▶ _DIRECTIONS_
Lines that include the word "JSON" are the ones to copy.

▶ _EXERCISE INPUT_
--- begin ---

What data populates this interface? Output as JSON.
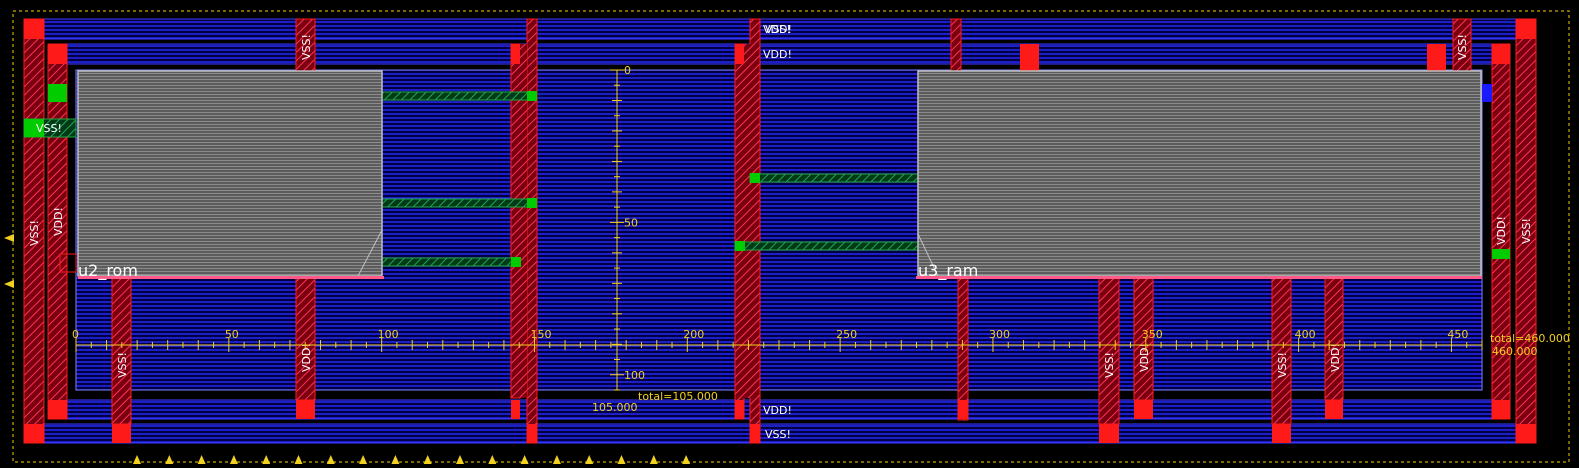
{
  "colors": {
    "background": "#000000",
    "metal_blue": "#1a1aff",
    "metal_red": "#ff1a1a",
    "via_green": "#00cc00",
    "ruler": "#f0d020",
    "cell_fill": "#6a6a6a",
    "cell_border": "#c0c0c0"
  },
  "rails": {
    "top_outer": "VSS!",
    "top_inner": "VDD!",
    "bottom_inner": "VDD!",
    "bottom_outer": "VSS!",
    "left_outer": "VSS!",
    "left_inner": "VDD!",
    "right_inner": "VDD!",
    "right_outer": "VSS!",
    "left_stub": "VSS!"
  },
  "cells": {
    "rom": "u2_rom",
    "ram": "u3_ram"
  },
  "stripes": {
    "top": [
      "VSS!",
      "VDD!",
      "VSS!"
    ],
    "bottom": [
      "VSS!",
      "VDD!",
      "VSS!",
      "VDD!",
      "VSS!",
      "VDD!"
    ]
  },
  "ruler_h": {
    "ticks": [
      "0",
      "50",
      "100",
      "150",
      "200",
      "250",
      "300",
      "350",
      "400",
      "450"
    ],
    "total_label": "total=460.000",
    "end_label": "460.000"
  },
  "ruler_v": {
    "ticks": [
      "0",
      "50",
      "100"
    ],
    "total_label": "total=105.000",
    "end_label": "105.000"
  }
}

--- end ---
--- begin ---

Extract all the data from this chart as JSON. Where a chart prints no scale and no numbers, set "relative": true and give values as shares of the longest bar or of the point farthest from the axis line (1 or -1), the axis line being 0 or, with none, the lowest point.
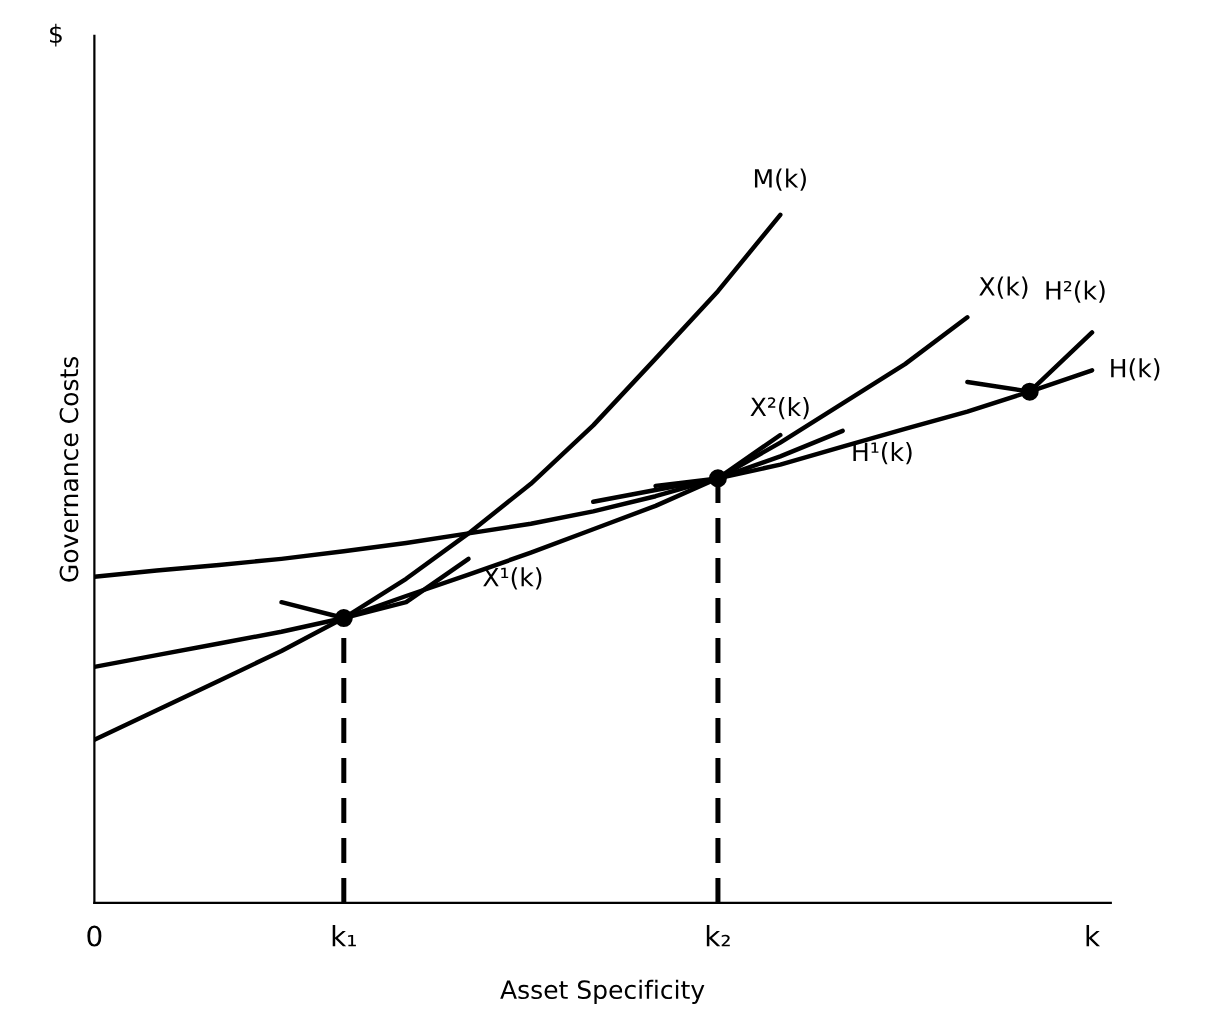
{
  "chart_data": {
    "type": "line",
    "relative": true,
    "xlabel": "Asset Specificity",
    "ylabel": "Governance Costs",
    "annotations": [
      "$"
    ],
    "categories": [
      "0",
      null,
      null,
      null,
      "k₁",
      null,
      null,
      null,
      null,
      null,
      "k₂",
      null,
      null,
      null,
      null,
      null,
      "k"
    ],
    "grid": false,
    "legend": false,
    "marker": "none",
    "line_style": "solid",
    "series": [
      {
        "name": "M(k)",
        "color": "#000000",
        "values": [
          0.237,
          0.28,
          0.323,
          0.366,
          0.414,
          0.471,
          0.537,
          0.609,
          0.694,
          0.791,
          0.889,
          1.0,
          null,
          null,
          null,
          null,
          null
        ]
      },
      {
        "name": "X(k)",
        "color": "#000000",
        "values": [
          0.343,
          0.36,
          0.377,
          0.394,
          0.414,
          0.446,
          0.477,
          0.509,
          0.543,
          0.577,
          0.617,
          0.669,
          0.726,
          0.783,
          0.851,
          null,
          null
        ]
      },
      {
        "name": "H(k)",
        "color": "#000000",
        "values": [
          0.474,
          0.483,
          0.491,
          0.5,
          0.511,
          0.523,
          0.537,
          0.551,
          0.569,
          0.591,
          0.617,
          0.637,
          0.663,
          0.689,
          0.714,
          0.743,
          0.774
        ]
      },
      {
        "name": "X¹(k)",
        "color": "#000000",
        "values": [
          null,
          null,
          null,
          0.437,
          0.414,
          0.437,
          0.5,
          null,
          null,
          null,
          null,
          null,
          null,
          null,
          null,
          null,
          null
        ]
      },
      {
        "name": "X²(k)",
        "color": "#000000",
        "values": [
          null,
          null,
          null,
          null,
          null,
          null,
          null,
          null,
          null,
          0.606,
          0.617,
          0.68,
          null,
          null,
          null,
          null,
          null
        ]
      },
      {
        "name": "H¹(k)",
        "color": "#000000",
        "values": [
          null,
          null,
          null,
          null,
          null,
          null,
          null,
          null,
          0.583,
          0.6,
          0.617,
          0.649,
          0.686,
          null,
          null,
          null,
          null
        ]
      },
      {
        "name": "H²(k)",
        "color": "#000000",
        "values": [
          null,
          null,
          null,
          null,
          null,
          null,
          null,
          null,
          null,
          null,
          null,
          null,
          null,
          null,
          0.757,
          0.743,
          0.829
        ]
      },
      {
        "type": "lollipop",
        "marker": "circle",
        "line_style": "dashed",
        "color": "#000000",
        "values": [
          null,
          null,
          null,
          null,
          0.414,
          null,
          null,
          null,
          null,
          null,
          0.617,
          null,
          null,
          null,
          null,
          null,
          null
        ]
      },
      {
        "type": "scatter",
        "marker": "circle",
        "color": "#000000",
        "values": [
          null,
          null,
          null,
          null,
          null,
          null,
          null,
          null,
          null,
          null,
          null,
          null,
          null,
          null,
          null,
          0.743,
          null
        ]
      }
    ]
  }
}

--- end ---

▶ _FINISHED EXERCISE_
What data populates this interface? Output as JSON.
Extract all the data from this chart as JSON. Where a chart prints no scale and no numbers, set "relative": true and give values as shares of the longest bar or of the point farthest from the axis line (1 or -1), the axis line being 0 or, with none, the lowest point.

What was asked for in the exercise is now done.